WHAT YOU ARE ASKED TO DO — Give every entry again, word for word.
⟨
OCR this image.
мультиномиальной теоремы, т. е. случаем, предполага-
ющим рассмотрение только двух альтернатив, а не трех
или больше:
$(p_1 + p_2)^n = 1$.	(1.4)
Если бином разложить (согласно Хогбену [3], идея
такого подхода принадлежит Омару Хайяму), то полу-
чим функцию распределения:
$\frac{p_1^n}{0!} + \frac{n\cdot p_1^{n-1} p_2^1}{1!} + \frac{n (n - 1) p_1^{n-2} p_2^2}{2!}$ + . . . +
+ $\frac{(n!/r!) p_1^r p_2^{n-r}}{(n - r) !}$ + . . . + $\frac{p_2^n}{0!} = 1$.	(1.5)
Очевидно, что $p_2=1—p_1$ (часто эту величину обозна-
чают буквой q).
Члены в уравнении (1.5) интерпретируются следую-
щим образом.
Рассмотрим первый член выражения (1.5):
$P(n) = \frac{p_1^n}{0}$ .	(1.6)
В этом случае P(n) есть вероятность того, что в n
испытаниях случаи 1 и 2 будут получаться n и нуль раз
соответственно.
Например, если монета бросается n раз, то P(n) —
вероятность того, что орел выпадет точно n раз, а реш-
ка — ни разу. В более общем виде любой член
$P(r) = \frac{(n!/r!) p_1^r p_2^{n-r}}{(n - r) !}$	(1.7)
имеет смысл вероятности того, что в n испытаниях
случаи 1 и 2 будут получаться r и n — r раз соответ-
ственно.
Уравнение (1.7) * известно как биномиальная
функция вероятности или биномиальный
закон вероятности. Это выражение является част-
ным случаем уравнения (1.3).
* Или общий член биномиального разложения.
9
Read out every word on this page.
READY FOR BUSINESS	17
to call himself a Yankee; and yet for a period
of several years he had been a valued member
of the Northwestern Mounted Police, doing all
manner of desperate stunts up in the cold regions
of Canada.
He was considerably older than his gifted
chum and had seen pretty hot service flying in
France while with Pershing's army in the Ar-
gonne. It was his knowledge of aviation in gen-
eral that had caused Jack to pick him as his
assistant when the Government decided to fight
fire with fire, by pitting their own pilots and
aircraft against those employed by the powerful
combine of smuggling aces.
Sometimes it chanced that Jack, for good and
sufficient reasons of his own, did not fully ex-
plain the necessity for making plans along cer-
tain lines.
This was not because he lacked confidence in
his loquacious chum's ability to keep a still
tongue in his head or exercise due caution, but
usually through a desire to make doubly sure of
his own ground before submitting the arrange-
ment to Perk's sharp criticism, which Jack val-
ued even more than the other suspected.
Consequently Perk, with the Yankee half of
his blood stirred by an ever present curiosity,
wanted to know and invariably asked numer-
⟩
SOLUTION FOR THIS TASK —
OCR this image.
мультиномиальной теоремы, т. е. случаем, предполага-
ющим рассмотрение только двух альтернатив, а не трех
или больше:
$(p_1 + p_2)^n = 1$.	(1.4)
Если бином разложить (согласно Хогбену [3], идея
такого подхода принадлежит Омару Хайяму), то полу-
чим функцию распределения:
$\frac{p_1^n}{0!} + \frac{n\cdot p_1^{n-1} p_2^1}{1!} + \frac{n (n - 1) p_1^{n-2} p_2^2}{2!}$ + . . . +
+ $\frac{(n!/r!) p_1^r p_2^{n-r}}{(n - r) !}$ + . . . + $\frac{p_2^n}{0!} = 1$.	(1.5)
Очевидно, что $p_2=1—p_1$ (часто эту величину обозна-
чают буквой q).
Члены в уравнении (1.5) интерпретируются следую-
щим образом.
Рассмотрим первый член выражения (1.5):
$P(n) = \frac{p_1^n}{0}$ .	(1.6)
В этом случае P(n) есть вероятность того, что в n
испытаниях случаи 1 и 2 будут получаться n и нуль раз
соответственно.
Например, если монета бросается n раз, то P(n) —
вероятность того, что орел выпадет точно n раз, а реш-
ка — ни разу. В более общем виде любой член
$P(r) = \frac{(n!/r!) p_1^r p_2^{n-r}}{(n - r) !}$	(1.7)
имеет смысл вероятности того, что в n испытаниях
случаи 1 и 2 будут получаться r и n — r раз соответ-
ственно.
Уравнение (1.7) * известно как биномиальная
функция вероятности или биномиальный
закон вероятности. Это выражение является част-
ным случаем уравнения (1.3).
* Или общий член биномиального разложения.
9
Read out every word on this page.
READY FOR BUSINESS	17
to call himself a Yankee; and yet for a period
of several years he had been a valued member
of the Northwestern Mounted Police, doing all
manner of desperate stunts up in the cold regions
of Canada.
He was considerably older than his gifted
chum and had seen pretty hot service flying in
France while with Pershing's army in the Ar-
gonne. It was his knowledge of aviation in gen-
eral that had caused Jack to pick him as his
assistant when the Government decided to fight
fire with fire, by pitting their own pilots and
aircraft against those employed by the powerful
combine of smuggling aces.
Sometimes it chanced that Jack, for good and
sufficient reasons of his own, did not fully ex-
plain the necessity for making plans along cer-
tain lines.
This was not because he lacked confidence in
his loquacious chum's ability to keep a still
tongue in his head or exercise due caution, but
usually through a desire to make doubly sure of
his own ground before submitting the arrange-
ment to Perk's sharp criticism, which Jack val-
ued even more than the other suspected.
Consequently Perk, with the Yankee half of
his blood stirred by an ever present curiosity,
wanted to know and invariably asked numer-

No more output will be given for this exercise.